**Directions for this task:**
Copy the data that follows, character for character, minus the pictures.

**Given records:**
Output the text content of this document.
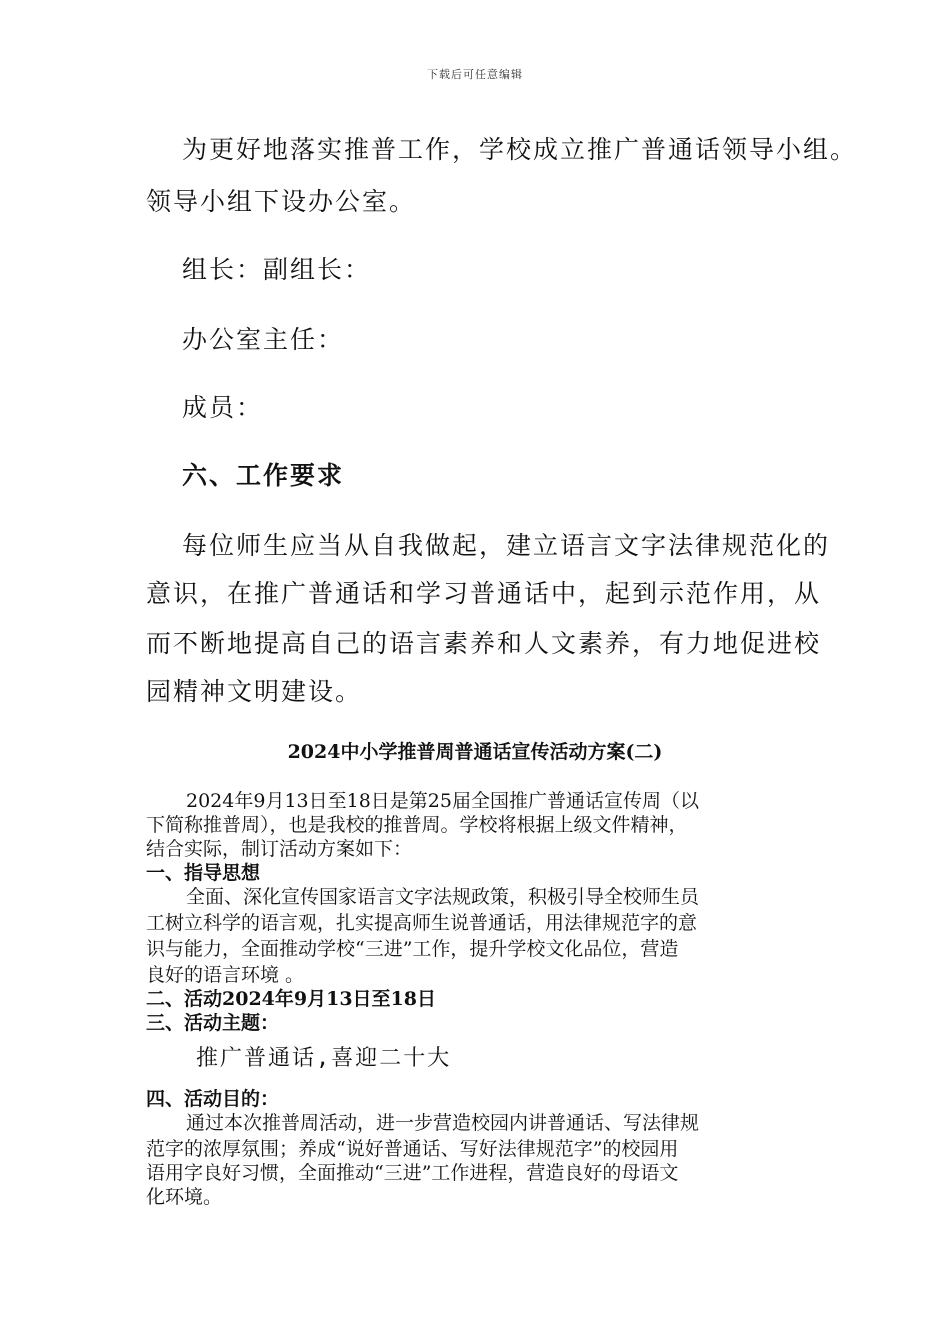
下载后可任意编辑

为更好地落实推普工作，学校成立推广普通话领导小组。

领导小组下设办公室。

组长：副组长：

办公室主任：

成员：

六、工作要求

每位师生应当从自我做起，建立语言文字法律规范化的

意识，在推广普通话和学习普通话中，起到示范作用，从

而不断地提高自己的语言素养和人文素养，有力地促进校

园精神文明建设。

2024中小学推普周普通话宣传活动方案(二)

2024年9月13日至18日是第25届全国推广普通话宣传周（以

下简称推普周），也是我校的推普周。学校将根据上级文件精神，

结合实际，制订活动方案如下：

一、指导思想

全面、深化宣传国家语言文字法规政策，积极引导全校师生员

工树立科学的语言观，扎实提高师生说普通话，用法律规范字的意

识与能力，全面推动学校“三进”工作，提升学校文化品位，营造

良好的语言环境 。

二、活动2024年9月13日至18日

三、活动主题：

推广普通话,喜迎二十大

四、活动目的：

通过本次推普周活动，进一步营造校园内讲普通话、写法律规

范字的浓厚氛围；养成“说好普通话、写好法律规范字”的校园用

语用字良好习惯，全面推动“三进”工作进程，营造良好的母语文

化环境。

**Answer in full:**
Output the text content of this document.
下载后可任意编辑

为更好地落实推普工作，学校成立推广普通话领导小组。

领导小组下设办公室。

组长：副组长：

办公室主任：

成员：

六、工作要求

每位师生应当从自我做起，建立语言文字法律规范化的

意识，在推广普通话和学习普通话中，起到示范作用，从

而不断地提高自己的语言素养和人文素养，有力地促进校

园精神文明建设。

2024中小学推普周普通话宣传活动方案(二)

2024年9月13日至18日是第25届全国推广普通话宣传周（以

下简称推普周），也是我校的推普周。学校将根据上级文件精神，

结合实际，制订活动方案如下：

一、指导思想

全面、深化宣传国家语言文字法规政策，积极引导全校师生员

工树立科学的语言观，扎实提高师生说普通话，用法律规范字的意

识与能力，全面推动学校“三进”工作，提升学校文化品位，营造

良好的语言环境 。

二、活动2024年9月13日至18日

三、活动主题：

推广普通话,喜迎二十大

四、活动目的：

通过本次推普周活动，进一步营造校园内讲普通话、写法律规

范字的浓厚氛围；养成“说好普通话、写好法律规范字”的校园用

语用字良好习惯，全面推动“三进”工作进程，营造良好的母语文

化环境。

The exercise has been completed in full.